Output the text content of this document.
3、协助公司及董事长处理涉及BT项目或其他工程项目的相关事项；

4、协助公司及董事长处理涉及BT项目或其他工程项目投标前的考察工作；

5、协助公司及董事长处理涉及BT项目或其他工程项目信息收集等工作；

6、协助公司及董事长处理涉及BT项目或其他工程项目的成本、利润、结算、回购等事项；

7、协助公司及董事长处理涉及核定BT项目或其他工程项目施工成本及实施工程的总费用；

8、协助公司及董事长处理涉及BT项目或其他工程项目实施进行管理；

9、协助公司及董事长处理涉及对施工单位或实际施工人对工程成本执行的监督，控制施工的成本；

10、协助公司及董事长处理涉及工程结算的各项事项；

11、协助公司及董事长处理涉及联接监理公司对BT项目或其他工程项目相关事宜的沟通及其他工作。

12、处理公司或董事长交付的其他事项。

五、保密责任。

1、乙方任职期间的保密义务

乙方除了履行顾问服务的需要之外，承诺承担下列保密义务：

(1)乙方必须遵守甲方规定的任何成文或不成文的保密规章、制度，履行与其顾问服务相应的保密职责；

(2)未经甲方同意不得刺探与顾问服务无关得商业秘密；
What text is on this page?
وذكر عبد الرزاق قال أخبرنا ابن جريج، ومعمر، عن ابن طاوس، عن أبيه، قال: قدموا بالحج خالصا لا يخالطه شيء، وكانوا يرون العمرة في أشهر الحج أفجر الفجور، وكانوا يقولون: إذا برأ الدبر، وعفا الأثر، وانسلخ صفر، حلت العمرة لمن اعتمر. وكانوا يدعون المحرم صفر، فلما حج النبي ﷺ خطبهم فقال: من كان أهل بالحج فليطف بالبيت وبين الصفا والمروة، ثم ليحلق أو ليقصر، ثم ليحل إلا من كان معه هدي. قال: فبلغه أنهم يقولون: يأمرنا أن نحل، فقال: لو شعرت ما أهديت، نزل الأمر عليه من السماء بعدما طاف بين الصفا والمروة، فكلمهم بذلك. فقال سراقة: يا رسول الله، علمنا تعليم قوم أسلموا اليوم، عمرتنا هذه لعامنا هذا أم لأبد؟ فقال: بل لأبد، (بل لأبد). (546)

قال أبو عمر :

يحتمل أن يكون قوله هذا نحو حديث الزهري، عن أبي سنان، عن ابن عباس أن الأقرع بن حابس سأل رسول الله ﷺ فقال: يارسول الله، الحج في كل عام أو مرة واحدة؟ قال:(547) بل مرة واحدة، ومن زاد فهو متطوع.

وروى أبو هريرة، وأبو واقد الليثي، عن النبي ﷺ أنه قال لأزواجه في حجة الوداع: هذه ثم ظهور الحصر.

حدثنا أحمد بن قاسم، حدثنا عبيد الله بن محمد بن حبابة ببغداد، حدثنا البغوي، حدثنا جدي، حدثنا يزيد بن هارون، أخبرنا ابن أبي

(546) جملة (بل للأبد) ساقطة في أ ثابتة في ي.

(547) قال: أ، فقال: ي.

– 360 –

• **Directions**:
Your task is to extract the lines running from the one with "What text is on this page?" to the end of the material, inclusive, copying each exactly and adding nothing.

• **Result**:
What text is on this page?
وذكر عبد الرزاق قال أخبرنا ابن جريج، ومعمر، عن ابن طاوس، عن أبيه، قال: قدموا بالحج خالصا لا يخالطه شيء، وكانوا يرون العمرة في أشهر الحج أفجر الفجور، وكانوا يقولون: إذا برأ الدبر، وعفا الأثر، وانسلخ صفر، حلت العمرة لمن اعتمر. وكانوا يدعون المحرم صفر، فلما حج النبي ﷺ خطبهم فقال: من كان أهل بالحج فليطف بالبيت وبين الصفا والمروة، ثم ليحلق أو ليقصر، ثم ليحل إلا من كان معه هدي. قال: فبلغه أنهم يقولون: يأمرنا أن نحل، فقال: لو شعرت ما أهديت، نزل الأمر عليه من السماء بعدما طاف بين الصفا والمروة، فكلمهم بذلك. فقال سراقة: يا رسول الله، علمنا تعليم قوم أسلموا اليوم، عمرتنا هذه لعامنا هذا أم لأبد؟ فقال: بل لأبد، (بل لأبد). (546)

قال أبو عمر :

يحتمل أن يكون قوله هذا نحو حديث الزهري، عن أبي سنان، عن ابن عباس أن الأقرع بن حابس سأل رسول الله ﷺ فقال: يارسول الله، الحج في كل عام أو مرة واحدة؟ قال:(547) بل مرة واحدة، ومن زاد فهو متطوع.

وروى أبو هريرة، وأبو واقد الليثي، عن النبي ﷺ أنه قال لأزواجه في حجة الوداع: هذه ثم ظهور الحصر.

حدثنا أحمد بن قاسم، حدثنا عبيد الله بن محمد بن حبابة ببغداد، حدثنا البغوي، حدثنا جدي، حدثنا يزيد بن هارون، أخبرنا ابن أبي

(546) جملة (بل للأبد) ساقطة في أ ثابتة في ي.

(547) قال: أ، فقال: ي.

– 360 –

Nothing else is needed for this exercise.